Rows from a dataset
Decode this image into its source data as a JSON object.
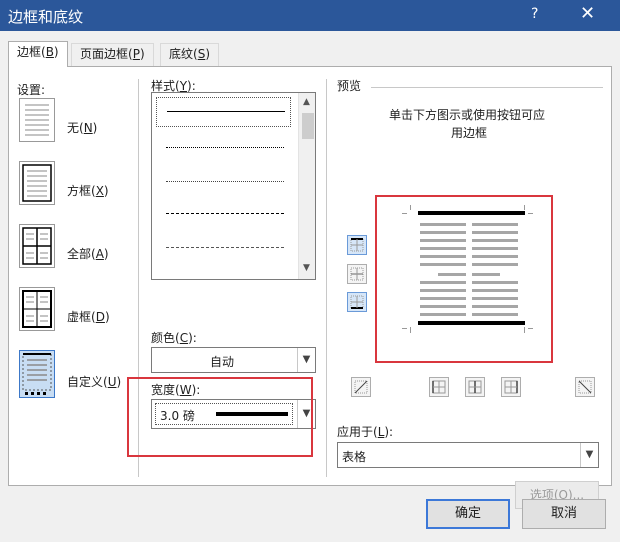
{
  "title": "边框和底纹",
  "help_label": "?",
  "close_label": "✕",
  "tabs": {
    "borders": {
      "text": "边框(",
      "key": "B",
      "end": ")"
    },
    "page_borders": {
      "text": "页面边框(",
      "key": "P",
      "end": ")"
    },
    "shading": {
      "text": "底纹(",
      "key": "S",
      "end": ")"
    }
  },
  "setting": {
    "label": "设置:",
    "none": {
      "text": "无(",
      "key": "N",
      "end": ")"
    },
    "box": {
      "text": "方框(",
      "key": "X",
      "end": ")"
    },
    "all": {
      "text": "全部(",
      "key": "A",
      "end": ")"
    },
    "grid": {
      "text": "虚框(",
      "key": "D",
      "end": ")"
    },
    "custom": {
      "text": "自定义(",
      "key": "U",
      "end": ")"
    }
  },
  "style": {
    "label": "样式(",
    "key": "Y",
    "end": "):"
  },
  "color": {
    "label": "颜色(",
    "key": "C",
    "end": "):",
    "value": "自动"
  },
  "width": {
    "label": "宽度(",
    "key": "W",
    "end": "):",
    "value": "3.0 磅"
  },
  "preview": {
    "label": "预览",
    "hint_line1": "单击下方图示或使用按钮可应",
    "hint_line2": "用边框"
  },
  "apply_to": {
    "label": "应用于(",
    "key": "L",
    "end": "):",
    "value": "表格"
  },
  "options_label": "选项(O)...",
  "ok_label": "确定",
  "cancel_label": "取消",
  "colors": {
    "title_bar": "#2b579a",
    "highlight": "#d9363e",
    "selected": "#c8ddf3"
  }
}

## What is being asked
Copy out all the entries exactly. Images stay out of the copy.

## Finished task
Decode this image into its source data as a JSON object.
{
  "title": "边框和底纹",
  "help_label": "?",
  "close_label": "✕",
  "tabs": {
    "borders": {
      "text": "边框(",
      "key": "B",
      "end": ")"
    },
    "page_borders": {
      "text": "页面边框(",
      "key": "P",
      "end": ")"
    },
    "shading": {
      "text": "底纹(",
      "key": "S",
      "end": ")"
    }
  },
  "setting": {
    "label": "设置:",
    "none": {
      "text": "无(",
      "key": "N",
      "end": ")"
    },
    "box": {
      "text": "方框(",
      "key": "X",
      "end": ")"
    },
    "all": {
      "text": "全部(",
      "key": "A",
      "end": ")"
    },
    "grid": {
      "text": "虚框(",
      "key": "D",
      "end": ")"
    },
    "custom": {
      "text": "自定义(",
      "key": "U",
      "end": ")"
    }
  },
  "style": {
    "label": "样式(",
    "key": "Y",
    "end": "):"
  },
  "color": {
    "label": "颜色(",
    "key": "C",
    "end": "):",
    "value": "自动"
  },
  "width": {
    "label": "宽度(",
    "key": "W",
    "end": "):",
    "value": "3.0 磅"
  },
  "preview": {
    "label": "预览",
    "hint_line1": "单击下方图示或使用按钮可应",
    "hint_line2": "用边框"
  },
  "apply_to": {
    "label": "应用于(",
    "key": "L",
    "end": "):",
    "value": "表格"
  },
  "options_label": "选项(O)...",
  "ok_label": "确定",
  "cancel_label": "取消",
  "colors": {
    "title_bar": "#2b579a",
    "highlight": "#d9363e",
    "selected": "#c8ddf3"
  }
}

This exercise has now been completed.